→ **Task description**
Identify the lines that contain the string "regě" and copy all of them.

→ **Material**
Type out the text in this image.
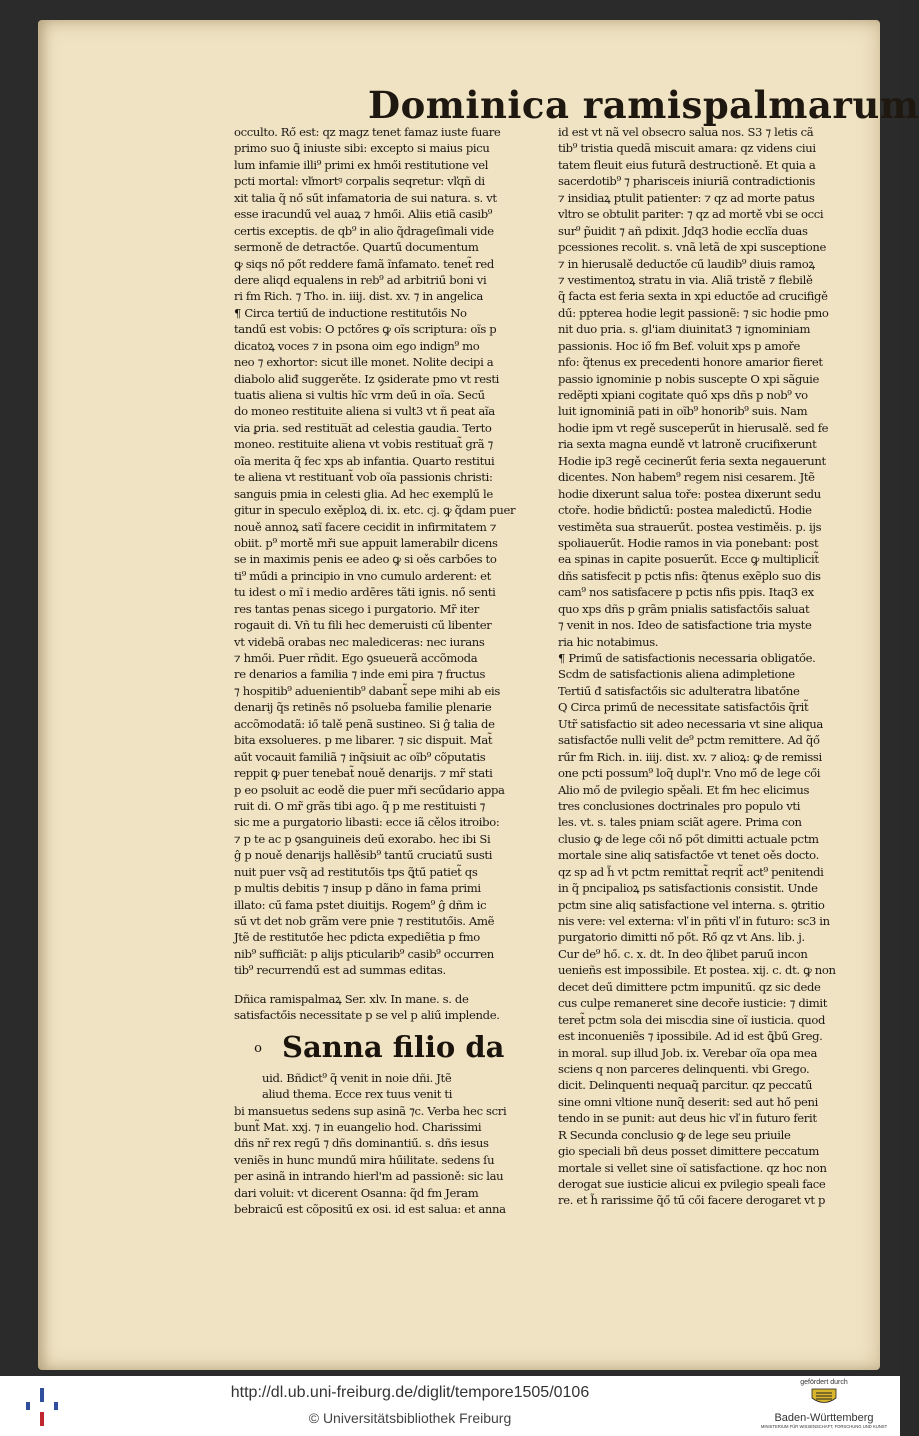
Dominica ramispalmarum

occulto. Rő est: qz magz tenet famaz iuste fuare

primo suo ꝗ̃ iniuste sibi: excepto si maius picu

lum infamie illi⁹ primi ex hmői restitutione vel

pcti mortal: vľmortꝰ corpalis seqretur: vľqñ di

xit talia q̃ nő sűt infamatoria de sui natura. s. vt

esse iracundű vel auaꝝ ⁊ hmői. Aliis etiã casib⁹

certis exceptis. de qb⁹ in alio q̃drageſimali vide

sermoně de detractőe. Quartű documentum

ꝙ siqs nő pőt reddere famã ĩnfamato. tenet̃ red

dere aliqd equalens in reb⁹ ad arbitriű boni vi

ri fm Rich. ⁊ Tho. in. iiij. dist. xv. ⁊ in angelica

¶ Circa tertiű de inductione restitutőis No

tandű est vobis: O pctőres ꝙ oĩs scriptura: oĩs p

dicatoꝝ voces ⁊ in psona oim ego indign⁹ mo

neo ⁊ exhortor: sicut ille monet. Nolite decipi a

diabolo aliđ suggerěte. Iz ꝯsiderate pmo vt resti

tuatis aliena si vultis hĩc vrm deű in oĩa. Secű

do moneo restituite aliena si vult3 vt ñ peat aĩa

via ꝑria. sed restitua̅t ad celestia gaudia. Terto

moneo. restituite aliena vt vobis restituat̃ grã ⁊

oĩa merita q̃ fec xps ab infantia. Quarto restitui

te aliena vt restituant̃ vob oĩa passionis christi:

sanguis pmia in celesti glia. Ad hec exemplű le

gitur in speculo exěploꝝ di. ix. etc. cj. ꝙ q̃dam puer

nouě annoꝝ satĩ facere cecidit in infirmitatem ⁊

obiit. p⁹ mortě mři sue appuit lamerabilr dicens

se in maximis penis ee adeo ꝙ si oěs carbőes to

ti⁹ műdi a principio in vno cumulo arderent: et

tu idest o mĩ i medio ardēres tãti ignis. nő senti

res tantas penas sicego i purgatorio. Mr̃ iter

rogauit di. Vñ tu fili hec demeruisti cű libenter

vt videbã orabas nec malediceras: nec iurans

⁊ hmői. Puer rñdit. Ego ꝯsueuerã accõmoda

re denarios a familia ⁊ inde emi pira ⁊ fructus

⁊ hospitib⁹ aduenientib⁹ dabant̃ sepe mihi ab eis

denarij q̃s retinēs nő psolueba familie plenarie

accõmodatã: iő talě penã sustineo. Si ĝ talia de

bita exsolueres. p me libarer. ⁊ sic dispuit. Mat̃

aűt vocauit familiã ⁊ inq̃siuit ac oĩb⁹ cõputatis

reppit ꝙ puer tenebat̃ nouě denarijs. ⁊ mr̃ stati

p eo psoluit ac eodě die puer mři secűdario appa

ruit di. O mr̃ grãs tibi ago. q̃ p me restituisti ⁊

sic me a purgatorio libasti: ecce iã cělos itroibo:

⁊ p te ac p ꝯsanguineis deű exorabo. hec ibi Si

ĝ p nouě denarijs hallěsib⁹ tantű cruciatű susti

nuit puer vsq̃ ad restitutőis tps ꝗ̃tű patiet̃ qs

p multis debitis ⁊ insup p dãno in fama primi

illato: cű fama pstet diuitijs. Rogem⁹ ĝ dñm ic

sű vt det nob grãm vere pnie ⁊ restitutőis. Amẽ

Jtẽ de restitutőe hec pdicta expediẽtia p fmo

nib⁹ sufficiãt: p alijs pticularib⁹ casib⁹ occurren

tib⁹ recurrendű est ad summas editas.

Dñica ramispalmaꝝ Ser. xlv. In mane. s. de

satisfactőis necessitate p se vel p aliű implende.

o Sanna filio da

uid. Bñdict⁹ q̃ venit in noie dñi. Jtẽ

aliud thema. Ecce rex tuus venit ti

bi mansuetus sedens sup asinã ⁊c. Verba hec scri

bunt̃ Mat. xxj. ⁊ in euangelio hod. Charissimi

dñs nr̃ rex regű ⁊ dñs dominantiű. s. dñs iesus

veniẽs in hunc mundű mira hűilitate. sedens ſu

per asinã in intrando hierl'm ad passioně: sic lau

dari voluit: vt dicerent Osanna: q̃d fm Jeram

bebraicű est cõpositű ex osi. id est salua: et anna

id est vt nã vel obsecro salua nos. S3 ⁊ letis cã

tib⁹ tristia quedã miscuit amara: qz videns ciui

tatem fleuit eius futurã destructioně. Et quia a

sacerdotib⁹ ⁊ pharisceis iniuriã contradictionis

⁊ insidiaꝝ ptulit patienter: ⁊ qz ad morte patus

vltro se obtulit pariter: ⁊ qz ad mortě vbi se occi

sur⁹ p̃uidit ⁊ añ pdixit. Jdq3 hodie ecclĩa duas

pcessiones recolit. s. vnã letã de xpi susceptione

⁊ in hierusalě deductőe cű laudib⁹ diuis ramoꝝ

⁊ vestimentoꝝ stratu in via. Aliã tristě ⁊ flebilě

q̃ facta est feria sexta in xpi eductőe ad crucifigě

dű: ppterea hodie legit passionẽ: ⁊ sic hodie pmo

nit duo pria. s. gl'iam diuinitat3 ⁊ ignominiam

passionis. Hoc iő fm Bef. voluit xps p amoře

nfo: q̃tenus ex precedenti honore amarior fieret

passio ignominie p nobis suscepte O xpi sãguie

redẽpti xpiani cogitate quő xps dñs p nob⁹ vo

luit ignominiã pati in oĩb⁹ honorib⁹ suis. Nam

hodie ipm vt regě susceperűt in hierusalě. sed fe

ria sexta magna eundě vt latroně crucifixerunt

Hodie ip3 regě cecinerűt feria sexta negauerunt

dicentes. Non habem⁹ regem nisi cesarem. Jtẽ

hodie dixerunt salua toře: postea dixerunt sedu

ctoře. hodie bñdictű: postea maledictű. Hodie

vestiměta sua strauerűt. postea vestiměis. p. ijs

spoliauerűt. Hodie ramos in via ponebant: post

ea spinas in capite posuerűt. Ecce ꝙ multiplicit̃

dñs satisfecit p pctis nfis: q̃tenus exẽplo suo dis

cam⁹ nos satisfacere p pctis nfis ppis. Itaq3 ex

quo xps dñs p grãm pnialis satisfactőis saluat

⁊ venit in nos. Ideo de satisfactione tria myste

ria hic notabimus.

¶ Primű de satisfactionis necessaria obligatőe.

Scdm de satisfactionis aliena adimpletione

Tertiű đ satisfactőis sic adulteratra libatőne

Q Circa primű de necessitate satisfactőis q̃rit̃

Utr̃ satisfactio sit adeo necessaria vt sine aliqua

satisfactőe nulli velit de⁹ pctm remittere. Ad q̃ő

rűr fm Rich. in. iiij. dist. xv. ⁊ alioꝝ: ꝙ de remissi

one pcti possum⁹ loq̃ dupl'r. Vno mő de lege cői

Alio mő de pvilegio spěali. Et fm hec elicimus

tres conclusiones doctrinales pro populo vti

les. vt. s. tales pniam sciãt agere. Prima con

clusio ꝙ de lege cői nő pőt dimitti actuale pctm

mortale sine aliq satisfactőe vt tenet oěs docto.

qz sp ad h̃ vt pctm remittat̃ reqrit̃ act⁹ penitendi

in q̃ pncipalioꝝ ps satisfactionis consistit. Unde

pctm sine aliq satisfactione vel interna. s. ꝯtritio

nis vere: vel externa: vľ in pñti vľ in futuro: sc3 in

purgatorio dimitti nő pőt. Rő qz vt Ans. lib. j.

Cur de⁹ hő. c. x. dt. In deo q̃libet paruű incon

uenieñs est impossibile. Et postea. xij. c. dt. ꝙ non

decet deű dimittere pctm impunitű. qz sic dede

cus culpe remaneret sine decoře iusticie: ⁊ dimit

teret̃ pctm sola dei miscdia sine oĩ iusticia. quod

est inconueniẽs ⁊ ipossibile. Ad id est ꝗ̃bű Greg.

in moral. sup illud Job. ix. Verebar oĩa opa mea

sciens q non parceres delinquenti. vbi Grego.

dicit. Delinquenti nequaq̃ parcitur. qz peccatű

sine omni vltione nunq̃ deserit: sed aut hő peni

tendo in se punit: aut deus hic vľ in futuro ferit

R Secunda conclusio ꝙ de lege seu priuile

gio speciali bñ deus posset dimittere peccatum

mortale si vellet sine oĩ satisfactione. qz hoc non

derogat sue iusticie alicui ex pvilegio speali face

re. et h̃ rarissime q̃ő tű cői facere derogaret vt p

http://dl.ub.uni-freiburg.de/diglit/tempore1505/0106
© Universitätsbibliothek Freiburg
gefördert durch
Baden-Württemberg
MINISTERIUM FÜR WISSENSCHAFT, FORSCHUNG UND KUNST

→ **The completed task**
hodie ipm vt regě susceperűt in hierusalě. sed fe
Hodie ip3 regě cecinerűt feria sexta negauerunt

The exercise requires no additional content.